Problem to work on:
What is the number of lines containing "frac"? Give only that number.

Data entries:
***

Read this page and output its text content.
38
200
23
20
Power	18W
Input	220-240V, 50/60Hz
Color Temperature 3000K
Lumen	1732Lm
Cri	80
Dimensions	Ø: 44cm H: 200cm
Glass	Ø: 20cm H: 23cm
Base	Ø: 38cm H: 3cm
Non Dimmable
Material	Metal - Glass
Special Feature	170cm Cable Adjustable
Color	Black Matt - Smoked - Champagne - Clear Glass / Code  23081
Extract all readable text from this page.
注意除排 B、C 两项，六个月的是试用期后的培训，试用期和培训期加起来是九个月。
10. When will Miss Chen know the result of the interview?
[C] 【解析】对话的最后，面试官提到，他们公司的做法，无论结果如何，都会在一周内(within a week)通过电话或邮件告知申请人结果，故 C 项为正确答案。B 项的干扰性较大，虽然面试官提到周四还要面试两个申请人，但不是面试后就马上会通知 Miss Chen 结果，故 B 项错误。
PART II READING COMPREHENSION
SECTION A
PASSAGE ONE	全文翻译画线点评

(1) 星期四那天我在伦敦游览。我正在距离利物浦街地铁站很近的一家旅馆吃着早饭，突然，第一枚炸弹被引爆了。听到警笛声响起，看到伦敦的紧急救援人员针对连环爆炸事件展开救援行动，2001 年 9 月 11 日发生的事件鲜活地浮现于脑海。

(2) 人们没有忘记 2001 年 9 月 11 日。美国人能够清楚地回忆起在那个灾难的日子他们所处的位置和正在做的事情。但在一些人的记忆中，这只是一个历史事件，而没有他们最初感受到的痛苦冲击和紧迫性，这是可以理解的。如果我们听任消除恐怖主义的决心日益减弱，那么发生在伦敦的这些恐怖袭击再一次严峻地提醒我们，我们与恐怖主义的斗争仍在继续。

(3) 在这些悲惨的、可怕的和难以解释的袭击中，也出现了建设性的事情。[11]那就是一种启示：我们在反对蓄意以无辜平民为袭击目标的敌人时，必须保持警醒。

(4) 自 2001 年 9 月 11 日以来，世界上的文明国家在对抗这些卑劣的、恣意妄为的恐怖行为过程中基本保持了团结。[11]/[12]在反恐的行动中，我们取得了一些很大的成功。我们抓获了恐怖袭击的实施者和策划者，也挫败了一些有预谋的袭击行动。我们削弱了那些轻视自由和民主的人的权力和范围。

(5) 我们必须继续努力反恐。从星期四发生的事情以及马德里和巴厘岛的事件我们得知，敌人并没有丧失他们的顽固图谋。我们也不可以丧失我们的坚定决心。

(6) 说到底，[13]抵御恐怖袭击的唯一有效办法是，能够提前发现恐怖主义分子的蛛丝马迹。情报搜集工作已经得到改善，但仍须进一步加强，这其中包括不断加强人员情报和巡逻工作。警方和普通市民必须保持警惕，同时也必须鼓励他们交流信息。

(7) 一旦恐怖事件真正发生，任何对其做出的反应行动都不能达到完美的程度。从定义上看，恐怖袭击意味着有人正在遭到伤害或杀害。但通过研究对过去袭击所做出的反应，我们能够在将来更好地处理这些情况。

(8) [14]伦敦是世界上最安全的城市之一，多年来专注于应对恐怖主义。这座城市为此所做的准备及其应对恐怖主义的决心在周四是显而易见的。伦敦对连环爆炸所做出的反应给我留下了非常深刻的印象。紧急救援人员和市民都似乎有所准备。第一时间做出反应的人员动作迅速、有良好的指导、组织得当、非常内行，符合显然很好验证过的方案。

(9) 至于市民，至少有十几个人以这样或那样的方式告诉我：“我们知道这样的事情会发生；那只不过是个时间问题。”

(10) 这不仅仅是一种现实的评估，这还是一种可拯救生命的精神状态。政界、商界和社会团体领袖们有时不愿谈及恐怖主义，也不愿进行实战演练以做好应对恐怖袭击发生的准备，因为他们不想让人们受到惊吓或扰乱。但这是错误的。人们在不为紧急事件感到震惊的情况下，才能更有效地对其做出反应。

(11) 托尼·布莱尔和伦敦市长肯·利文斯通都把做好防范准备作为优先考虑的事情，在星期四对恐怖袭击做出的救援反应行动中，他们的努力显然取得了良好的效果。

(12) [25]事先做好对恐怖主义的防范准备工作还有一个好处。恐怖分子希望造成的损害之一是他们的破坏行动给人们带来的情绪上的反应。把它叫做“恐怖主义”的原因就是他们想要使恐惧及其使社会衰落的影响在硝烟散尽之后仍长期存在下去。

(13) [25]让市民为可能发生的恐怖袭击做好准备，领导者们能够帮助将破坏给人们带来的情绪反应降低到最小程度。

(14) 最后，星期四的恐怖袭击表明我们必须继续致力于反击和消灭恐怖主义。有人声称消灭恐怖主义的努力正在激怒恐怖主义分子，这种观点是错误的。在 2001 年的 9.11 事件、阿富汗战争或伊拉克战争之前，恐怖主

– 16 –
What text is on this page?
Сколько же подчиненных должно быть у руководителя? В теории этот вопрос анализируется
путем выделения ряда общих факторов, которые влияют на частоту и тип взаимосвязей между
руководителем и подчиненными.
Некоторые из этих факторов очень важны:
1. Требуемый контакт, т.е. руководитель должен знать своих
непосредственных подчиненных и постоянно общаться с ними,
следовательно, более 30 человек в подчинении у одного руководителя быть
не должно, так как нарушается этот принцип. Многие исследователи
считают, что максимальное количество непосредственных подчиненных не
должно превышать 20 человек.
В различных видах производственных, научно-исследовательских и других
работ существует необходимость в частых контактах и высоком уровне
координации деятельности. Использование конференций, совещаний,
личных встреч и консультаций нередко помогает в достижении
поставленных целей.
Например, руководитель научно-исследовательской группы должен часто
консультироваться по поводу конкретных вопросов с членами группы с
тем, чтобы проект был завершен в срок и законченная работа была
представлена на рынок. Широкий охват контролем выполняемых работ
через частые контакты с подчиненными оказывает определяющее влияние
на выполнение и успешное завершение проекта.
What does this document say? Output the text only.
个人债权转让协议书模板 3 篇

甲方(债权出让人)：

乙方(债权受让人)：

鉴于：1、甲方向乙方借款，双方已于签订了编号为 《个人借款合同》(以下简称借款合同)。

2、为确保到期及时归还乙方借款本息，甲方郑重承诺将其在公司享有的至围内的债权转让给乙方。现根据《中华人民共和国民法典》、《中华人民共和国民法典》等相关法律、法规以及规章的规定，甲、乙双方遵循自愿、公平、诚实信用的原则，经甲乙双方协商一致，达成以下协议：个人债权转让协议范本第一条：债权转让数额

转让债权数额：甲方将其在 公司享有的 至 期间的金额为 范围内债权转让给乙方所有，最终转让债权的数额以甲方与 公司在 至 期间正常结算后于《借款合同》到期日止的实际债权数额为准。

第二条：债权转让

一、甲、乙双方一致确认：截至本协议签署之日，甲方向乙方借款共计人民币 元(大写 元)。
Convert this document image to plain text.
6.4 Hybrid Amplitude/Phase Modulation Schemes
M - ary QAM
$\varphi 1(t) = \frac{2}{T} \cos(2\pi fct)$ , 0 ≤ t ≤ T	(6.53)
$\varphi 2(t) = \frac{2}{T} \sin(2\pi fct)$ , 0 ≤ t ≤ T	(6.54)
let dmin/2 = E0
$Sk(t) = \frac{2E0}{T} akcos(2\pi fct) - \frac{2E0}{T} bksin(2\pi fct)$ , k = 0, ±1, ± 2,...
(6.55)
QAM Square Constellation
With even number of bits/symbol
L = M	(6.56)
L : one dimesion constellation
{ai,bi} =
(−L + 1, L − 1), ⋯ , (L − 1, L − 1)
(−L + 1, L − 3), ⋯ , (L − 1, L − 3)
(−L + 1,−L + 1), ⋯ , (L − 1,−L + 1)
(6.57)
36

***

Complete output:
3